Stored records
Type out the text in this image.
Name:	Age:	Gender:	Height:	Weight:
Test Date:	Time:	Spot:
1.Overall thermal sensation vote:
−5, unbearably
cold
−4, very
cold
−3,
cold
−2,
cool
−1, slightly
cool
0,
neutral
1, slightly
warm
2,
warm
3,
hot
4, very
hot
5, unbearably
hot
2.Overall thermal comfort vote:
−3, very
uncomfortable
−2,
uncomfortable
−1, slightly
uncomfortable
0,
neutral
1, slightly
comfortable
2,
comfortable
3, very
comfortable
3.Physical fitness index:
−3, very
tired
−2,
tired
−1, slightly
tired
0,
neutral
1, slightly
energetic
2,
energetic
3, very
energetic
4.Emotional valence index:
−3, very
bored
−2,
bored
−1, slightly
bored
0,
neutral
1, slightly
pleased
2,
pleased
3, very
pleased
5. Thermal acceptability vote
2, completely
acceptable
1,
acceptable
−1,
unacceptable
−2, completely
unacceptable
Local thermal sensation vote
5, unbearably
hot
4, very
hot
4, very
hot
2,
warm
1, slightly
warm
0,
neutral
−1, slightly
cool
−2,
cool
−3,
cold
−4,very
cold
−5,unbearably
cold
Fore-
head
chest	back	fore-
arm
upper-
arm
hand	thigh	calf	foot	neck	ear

### Set task
Scan the material above. Copy each line where "index" occurs.

### Answer to this exercise
3.Physical fitness index:
4.Emotional valence index:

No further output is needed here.